# [What is required]
Search the entries below. Return every line that has "color" in it.

# [Provided data]
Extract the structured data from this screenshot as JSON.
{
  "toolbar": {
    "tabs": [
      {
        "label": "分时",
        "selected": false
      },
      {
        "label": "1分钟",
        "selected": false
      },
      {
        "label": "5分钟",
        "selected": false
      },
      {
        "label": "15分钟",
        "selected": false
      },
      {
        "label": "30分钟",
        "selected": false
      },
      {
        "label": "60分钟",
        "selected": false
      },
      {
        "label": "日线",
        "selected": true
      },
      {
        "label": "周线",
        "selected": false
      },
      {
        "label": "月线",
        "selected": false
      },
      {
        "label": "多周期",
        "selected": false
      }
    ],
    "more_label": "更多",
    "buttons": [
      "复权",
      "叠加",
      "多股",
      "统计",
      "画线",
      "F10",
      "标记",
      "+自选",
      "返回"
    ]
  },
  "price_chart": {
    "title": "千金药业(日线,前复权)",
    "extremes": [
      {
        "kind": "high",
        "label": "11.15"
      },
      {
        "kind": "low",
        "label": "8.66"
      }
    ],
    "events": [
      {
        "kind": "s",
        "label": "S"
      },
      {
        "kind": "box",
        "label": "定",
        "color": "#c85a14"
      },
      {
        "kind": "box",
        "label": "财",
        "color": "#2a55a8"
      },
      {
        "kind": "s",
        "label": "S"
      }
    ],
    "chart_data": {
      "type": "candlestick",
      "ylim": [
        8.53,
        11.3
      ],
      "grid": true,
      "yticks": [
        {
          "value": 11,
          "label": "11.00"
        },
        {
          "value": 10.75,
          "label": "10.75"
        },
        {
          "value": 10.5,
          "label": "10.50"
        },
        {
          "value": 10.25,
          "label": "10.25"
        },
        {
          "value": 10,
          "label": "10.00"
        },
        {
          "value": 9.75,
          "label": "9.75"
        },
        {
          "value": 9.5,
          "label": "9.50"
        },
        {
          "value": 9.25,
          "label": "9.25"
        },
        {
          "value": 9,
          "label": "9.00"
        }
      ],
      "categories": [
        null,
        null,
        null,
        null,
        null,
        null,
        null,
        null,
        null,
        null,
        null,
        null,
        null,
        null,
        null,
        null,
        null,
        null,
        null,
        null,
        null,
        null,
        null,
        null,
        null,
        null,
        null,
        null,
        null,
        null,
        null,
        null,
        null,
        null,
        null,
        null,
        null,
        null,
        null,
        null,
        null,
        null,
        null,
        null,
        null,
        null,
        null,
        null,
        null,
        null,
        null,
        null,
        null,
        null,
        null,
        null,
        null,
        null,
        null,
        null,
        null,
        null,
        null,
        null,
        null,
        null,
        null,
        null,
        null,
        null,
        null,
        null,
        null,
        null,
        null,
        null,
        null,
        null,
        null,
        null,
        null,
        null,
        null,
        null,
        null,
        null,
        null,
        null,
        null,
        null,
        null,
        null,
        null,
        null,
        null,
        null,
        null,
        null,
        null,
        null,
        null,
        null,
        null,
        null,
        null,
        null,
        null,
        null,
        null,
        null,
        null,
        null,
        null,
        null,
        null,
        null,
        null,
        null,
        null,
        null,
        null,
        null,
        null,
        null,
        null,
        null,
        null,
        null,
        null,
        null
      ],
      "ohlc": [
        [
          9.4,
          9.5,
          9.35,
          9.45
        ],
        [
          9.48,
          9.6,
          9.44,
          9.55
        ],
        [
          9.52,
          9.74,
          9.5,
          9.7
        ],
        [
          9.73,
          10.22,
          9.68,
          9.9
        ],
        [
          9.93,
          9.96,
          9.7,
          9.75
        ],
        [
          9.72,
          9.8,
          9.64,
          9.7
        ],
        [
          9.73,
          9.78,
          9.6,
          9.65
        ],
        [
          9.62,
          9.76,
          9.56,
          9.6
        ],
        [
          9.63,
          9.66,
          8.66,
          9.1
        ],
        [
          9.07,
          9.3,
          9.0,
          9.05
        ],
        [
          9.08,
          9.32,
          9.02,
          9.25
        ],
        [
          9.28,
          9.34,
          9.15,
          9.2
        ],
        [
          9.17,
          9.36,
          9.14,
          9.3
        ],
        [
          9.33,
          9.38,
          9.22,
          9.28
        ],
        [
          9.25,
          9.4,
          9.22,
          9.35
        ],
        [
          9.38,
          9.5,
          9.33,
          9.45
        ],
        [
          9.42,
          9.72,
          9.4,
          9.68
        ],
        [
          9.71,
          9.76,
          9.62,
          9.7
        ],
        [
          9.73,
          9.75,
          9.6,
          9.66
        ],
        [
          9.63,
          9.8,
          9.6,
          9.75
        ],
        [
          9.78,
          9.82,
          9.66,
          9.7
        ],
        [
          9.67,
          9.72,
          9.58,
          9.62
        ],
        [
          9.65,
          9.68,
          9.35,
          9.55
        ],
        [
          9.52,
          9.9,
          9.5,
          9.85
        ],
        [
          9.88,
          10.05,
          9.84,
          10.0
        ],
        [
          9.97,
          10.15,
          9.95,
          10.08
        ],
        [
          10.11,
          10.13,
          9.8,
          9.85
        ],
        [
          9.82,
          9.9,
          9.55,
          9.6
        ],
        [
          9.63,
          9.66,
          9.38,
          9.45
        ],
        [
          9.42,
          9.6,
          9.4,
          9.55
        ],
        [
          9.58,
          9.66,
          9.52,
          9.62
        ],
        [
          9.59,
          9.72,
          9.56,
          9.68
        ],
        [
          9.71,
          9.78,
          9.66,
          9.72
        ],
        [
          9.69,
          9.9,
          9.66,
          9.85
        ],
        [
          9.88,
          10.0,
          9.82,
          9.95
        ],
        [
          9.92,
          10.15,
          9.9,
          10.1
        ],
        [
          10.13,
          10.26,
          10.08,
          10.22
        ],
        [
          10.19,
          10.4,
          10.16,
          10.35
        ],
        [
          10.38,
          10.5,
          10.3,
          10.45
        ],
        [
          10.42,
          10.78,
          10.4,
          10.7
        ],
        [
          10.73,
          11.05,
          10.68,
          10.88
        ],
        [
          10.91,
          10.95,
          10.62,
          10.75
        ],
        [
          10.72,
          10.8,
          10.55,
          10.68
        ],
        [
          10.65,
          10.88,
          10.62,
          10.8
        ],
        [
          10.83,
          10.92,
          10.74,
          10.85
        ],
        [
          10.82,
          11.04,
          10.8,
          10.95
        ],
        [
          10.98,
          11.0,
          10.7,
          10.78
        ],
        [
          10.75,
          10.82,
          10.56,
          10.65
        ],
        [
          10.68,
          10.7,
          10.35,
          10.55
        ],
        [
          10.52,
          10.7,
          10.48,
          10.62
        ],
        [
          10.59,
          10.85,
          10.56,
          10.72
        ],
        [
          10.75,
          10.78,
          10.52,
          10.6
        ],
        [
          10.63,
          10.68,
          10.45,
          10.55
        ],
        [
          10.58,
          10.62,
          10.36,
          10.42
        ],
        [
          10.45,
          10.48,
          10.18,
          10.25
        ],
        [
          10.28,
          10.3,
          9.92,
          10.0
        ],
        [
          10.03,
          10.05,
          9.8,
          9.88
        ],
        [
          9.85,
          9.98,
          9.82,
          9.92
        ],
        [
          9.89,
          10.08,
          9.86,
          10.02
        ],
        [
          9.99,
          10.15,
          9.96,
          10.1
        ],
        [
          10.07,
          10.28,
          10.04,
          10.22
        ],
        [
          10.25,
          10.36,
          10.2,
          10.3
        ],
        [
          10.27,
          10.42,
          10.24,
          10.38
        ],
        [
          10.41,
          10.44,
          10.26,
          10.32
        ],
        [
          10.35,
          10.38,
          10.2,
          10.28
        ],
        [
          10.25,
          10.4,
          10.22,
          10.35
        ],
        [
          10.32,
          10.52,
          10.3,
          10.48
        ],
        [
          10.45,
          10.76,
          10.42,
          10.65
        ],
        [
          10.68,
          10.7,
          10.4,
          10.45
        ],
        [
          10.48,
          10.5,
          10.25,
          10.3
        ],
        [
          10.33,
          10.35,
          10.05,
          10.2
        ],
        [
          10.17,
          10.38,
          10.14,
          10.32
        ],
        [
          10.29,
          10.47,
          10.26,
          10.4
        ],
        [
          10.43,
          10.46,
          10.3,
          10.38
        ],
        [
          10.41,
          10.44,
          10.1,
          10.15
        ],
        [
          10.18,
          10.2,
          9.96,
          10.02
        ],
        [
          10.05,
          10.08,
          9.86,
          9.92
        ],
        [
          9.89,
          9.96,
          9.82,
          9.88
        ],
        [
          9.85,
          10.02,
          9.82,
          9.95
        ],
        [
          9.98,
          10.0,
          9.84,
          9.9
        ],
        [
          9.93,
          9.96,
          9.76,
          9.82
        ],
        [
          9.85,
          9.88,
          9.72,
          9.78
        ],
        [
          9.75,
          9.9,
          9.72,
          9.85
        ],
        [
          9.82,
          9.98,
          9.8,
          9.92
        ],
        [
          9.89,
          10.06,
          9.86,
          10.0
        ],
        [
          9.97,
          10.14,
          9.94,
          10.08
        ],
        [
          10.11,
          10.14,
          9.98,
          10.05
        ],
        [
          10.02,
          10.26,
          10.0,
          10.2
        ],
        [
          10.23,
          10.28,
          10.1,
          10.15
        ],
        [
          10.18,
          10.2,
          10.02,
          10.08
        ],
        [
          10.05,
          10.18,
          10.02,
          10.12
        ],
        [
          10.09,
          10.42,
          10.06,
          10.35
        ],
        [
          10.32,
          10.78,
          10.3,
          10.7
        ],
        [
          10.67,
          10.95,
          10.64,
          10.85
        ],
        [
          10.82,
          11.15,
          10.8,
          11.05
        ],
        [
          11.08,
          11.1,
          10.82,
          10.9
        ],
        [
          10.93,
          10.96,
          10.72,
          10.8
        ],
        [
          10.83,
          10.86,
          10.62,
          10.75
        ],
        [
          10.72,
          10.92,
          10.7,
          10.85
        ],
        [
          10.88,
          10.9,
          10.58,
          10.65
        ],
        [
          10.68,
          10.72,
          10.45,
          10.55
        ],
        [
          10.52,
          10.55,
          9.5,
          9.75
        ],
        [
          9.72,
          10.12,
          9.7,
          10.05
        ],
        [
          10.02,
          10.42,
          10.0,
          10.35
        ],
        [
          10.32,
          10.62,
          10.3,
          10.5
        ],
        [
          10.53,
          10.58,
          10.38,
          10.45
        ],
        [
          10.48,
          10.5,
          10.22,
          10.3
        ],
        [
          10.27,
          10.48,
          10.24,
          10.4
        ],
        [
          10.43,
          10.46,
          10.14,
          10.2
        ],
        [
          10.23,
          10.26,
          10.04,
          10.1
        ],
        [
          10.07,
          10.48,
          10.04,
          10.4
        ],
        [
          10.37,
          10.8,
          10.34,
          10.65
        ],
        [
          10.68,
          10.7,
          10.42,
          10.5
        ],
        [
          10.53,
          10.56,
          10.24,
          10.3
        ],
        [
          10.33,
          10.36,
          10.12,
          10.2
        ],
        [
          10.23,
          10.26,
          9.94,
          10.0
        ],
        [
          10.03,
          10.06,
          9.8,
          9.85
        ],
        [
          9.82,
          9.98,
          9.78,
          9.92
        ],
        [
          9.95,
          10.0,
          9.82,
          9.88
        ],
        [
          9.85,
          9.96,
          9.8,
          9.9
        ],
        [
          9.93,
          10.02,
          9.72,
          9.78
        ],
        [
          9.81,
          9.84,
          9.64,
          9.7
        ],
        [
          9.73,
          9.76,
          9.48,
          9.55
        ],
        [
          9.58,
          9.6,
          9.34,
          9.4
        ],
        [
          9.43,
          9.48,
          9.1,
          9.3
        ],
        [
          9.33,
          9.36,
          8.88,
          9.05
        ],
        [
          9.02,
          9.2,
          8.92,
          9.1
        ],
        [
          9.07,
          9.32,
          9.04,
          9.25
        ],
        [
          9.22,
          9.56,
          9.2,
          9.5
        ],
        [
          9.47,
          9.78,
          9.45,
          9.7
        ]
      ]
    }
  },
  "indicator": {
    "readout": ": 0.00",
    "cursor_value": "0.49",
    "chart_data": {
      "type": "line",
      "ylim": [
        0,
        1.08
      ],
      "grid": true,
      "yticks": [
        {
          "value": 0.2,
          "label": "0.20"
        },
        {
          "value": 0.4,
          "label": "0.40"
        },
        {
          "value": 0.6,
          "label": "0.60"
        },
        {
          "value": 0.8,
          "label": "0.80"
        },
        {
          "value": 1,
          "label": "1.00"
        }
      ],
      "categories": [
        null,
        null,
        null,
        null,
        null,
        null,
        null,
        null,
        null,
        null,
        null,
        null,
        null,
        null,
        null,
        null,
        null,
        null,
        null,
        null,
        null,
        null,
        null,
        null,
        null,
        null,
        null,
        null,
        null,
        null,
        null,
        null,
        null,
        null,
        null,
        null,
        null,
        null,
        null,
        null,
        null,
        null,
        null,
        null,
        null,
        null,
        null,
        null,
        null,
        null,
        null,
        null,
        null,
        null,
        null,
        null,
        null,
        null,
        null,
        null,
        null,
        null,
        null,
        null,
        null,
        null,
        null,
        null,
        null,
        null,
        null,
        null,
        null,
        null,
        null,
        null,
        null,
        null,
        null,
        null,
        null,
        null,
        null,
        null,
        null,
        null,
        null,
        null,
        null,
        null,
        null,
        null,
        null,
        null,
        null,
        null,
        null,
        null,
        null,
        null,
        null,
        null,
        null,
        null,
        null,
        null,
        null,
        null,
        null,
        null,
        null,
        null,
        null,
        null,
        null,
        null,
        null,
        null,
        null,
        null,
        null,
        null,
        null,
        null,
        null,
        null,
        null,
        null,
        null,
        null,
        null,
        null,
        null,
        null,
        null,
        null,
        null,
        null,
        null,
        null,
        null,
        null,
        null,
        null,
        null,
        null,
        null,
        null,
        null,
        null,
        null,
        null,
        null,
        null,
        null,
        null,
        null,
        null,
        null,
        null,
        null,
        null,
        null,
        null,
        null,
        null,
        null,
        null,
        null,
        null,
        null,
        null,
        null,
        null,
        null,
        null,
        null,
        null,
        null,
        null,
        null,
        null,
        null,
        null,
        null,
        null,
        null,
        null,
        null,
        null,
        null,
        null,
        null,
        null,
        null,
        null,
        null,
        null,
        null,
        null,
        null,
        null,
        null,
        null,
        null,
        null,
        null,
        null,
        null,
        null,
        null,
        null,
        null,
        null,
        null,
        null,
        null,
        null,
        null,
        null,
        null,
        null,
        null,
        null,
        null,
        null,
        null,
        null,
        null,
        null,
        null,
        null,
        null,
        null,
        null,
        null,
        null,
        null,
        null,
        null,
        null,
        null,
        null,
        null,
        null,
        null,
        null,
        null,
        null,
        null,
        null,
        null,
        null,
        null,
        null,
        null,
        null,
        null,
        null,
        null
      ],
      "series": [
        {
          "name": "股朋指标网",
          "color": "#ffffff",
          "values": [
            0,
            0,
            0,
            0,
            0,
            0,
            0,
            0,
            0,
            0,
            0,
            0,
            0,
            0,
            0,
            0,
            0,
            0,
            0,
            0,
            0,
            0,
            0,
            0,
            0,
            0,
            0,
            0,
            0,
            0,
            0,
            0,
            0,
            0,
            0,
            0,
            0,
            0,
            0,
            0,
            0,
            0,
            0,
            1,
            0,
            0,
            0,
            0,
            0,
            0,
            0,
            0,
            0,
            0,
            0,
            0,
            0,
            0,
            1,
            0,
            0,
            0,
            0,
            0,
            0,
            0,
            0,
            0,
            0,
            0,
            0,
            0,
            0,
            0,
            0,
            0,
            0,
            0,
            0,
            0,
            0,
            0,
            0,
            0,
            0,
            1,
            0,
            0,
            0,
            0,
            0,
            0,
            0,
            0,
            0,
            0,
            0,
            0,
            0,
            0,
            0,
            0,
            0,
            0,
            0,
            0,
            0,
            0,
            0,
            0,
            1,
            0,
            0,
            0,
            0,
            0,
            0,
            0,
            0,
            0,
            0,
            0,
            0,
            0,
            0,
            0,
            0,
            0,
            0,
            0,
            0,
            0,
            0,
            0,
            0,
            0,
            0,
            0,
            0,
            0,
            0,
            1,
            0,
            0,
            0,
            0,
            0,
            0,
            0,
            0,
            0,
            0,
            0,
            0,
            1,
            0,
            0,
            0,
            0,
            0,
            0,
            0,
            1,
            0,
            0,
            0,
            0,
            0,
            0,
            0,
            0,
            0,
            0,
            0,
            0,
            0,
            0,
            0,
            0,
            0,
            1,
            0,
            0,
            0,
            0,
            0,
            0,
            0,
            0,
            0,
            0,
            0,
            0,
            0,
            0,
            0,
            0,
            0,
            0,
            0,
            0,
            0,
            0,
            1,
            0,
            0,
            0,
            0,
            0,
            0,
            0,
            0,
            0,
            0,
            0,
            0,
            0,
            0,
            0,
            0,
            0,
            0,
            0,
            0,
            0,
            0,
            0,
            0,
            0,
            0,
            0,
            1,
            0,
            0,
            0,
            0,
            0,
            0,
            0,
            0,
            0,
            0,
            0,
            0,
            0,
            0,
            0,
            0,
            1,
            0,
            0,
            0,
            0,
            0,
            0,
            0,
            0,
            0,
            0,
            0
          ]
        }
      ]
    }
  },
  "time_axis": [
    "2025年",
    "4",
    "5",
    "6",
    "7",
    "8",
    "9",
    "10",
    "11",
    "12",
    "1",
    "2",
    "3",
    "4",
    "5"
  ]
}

# [Solution]
        "color": "#c85a14"
        "color": "#2a55a8"
          "color": "#ffffff",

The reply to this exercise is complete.